> **Directive**: Below are the records; pull every line that includes "DIRECTO".

>> Begin

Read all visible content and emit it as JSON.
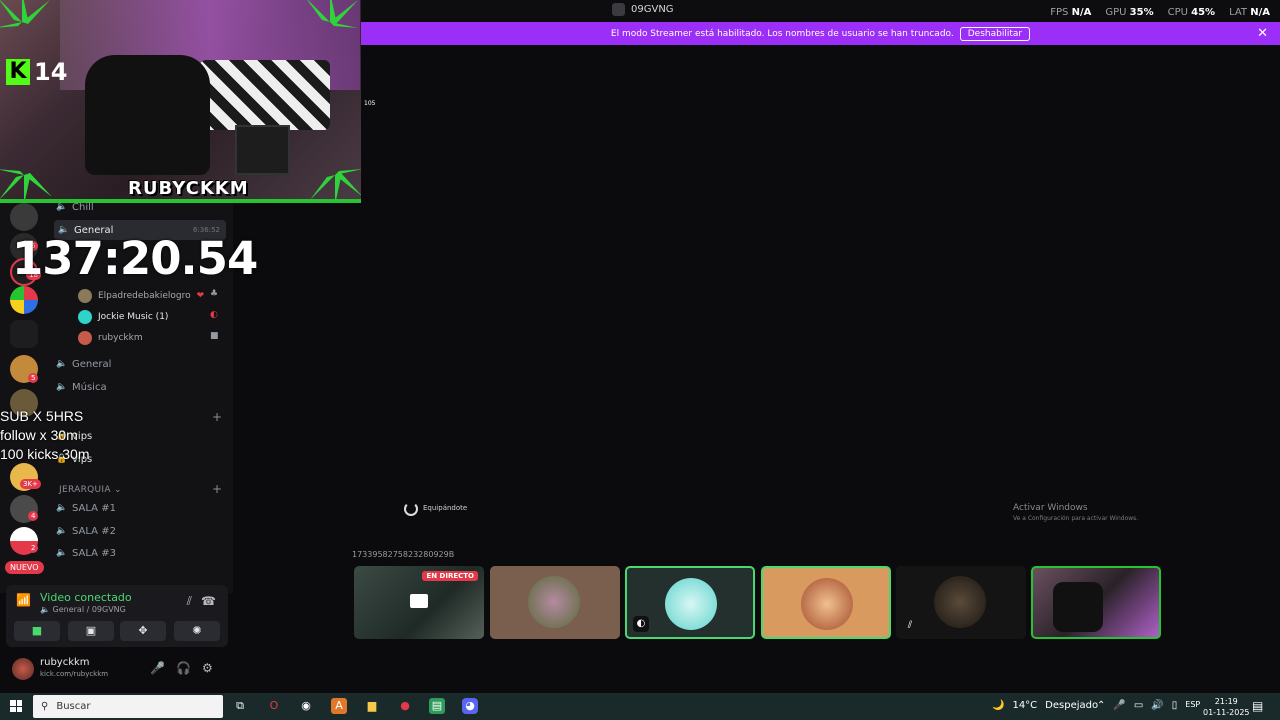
{
  "window": {
    "title": "09GVNG"
  },
  "perf": [
    {
      "label": "FPS",
      "value": "N/A"
    },
    {
      "label": "GPU",
      "value": "35%"
    },
    {
      "label": "CPU",
      "value": "45%"
    },
    {
      "label": "LAT",
      "value": "N/A"
    }
  ],
  "banner": {
    "text": "El modo Streamer está habilitado. Los nombres de usuario se han truncado.",
    "button": "Deshabilitar"
  },
  "webcam": {
    "kick_count": "14",
    "streamer_name": "RUBYCKKM",
    "small_label": "105"
  },
  "overlay": {
    "timer": "137:20.54",
    "sub_line1": "SUB X 5HRS",
    "sub_line2": "follow x 30m",
    "sub_line3": "100 kicks 30m"
  },
  "rail": {
    "badges": [
      "5",
      "18",
      "5",
      "3K+",
      "4",
      "2"
    ],
    "new_label": "NUEVO",
    "live_label": "EN DIRECTO"
  },
  "channels": {
    "chill": "Chill",
    "general_active": "General",
    "general_time": "6:36:52",
    "users": [
      {
        "name": "Elpadredebakielogro"
      },
      {
        "name": "Jockie Music (1)"
      },
      {
        "name": "rubyckkm"
      }
    ],
    "general2": "General",
    "musica": "Música",
    "vips1": "vips",
    "vips2": "vips",
    "category_jerarquia": "JERARQUIA",
    "sala1": "SALA #1",
    "sala2": "SALA #2",
    "sala3": "SALA #3"
  },
  "voice": {
    "status": "Video conectado",
    "location": "General / 09GVNG"
  },
  "user": {
    "name": "rubyckkm",
    "status": "kick.com/rubyckkm"
  },
  "stage": {
    "loading": "Equipándote",
    "activate_title": "Activar Windows",
    "activate_sub": "Ve a Configuración para activar Windows.",
    "stream_id": "1733958275823280929B",
    "live_badge": "EN DIRECTO"
  },
  "taskbar": {
    "search": "Buscar",
    "weather": "14°C",
    "weather_desc": "Despejado",
    "lang": "ESP",
    "time": "21:19",
    "date": "01-11-2025"
  },
  "colors": {
    "accent": "#9b2ff7",
    "green": "#27c431",
    "red": "#e4394a"
  }
}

>> End

> **Exercise response**:
    "live_label": "EN DIRECTO"
    "live_badge": "EN DIRECTO"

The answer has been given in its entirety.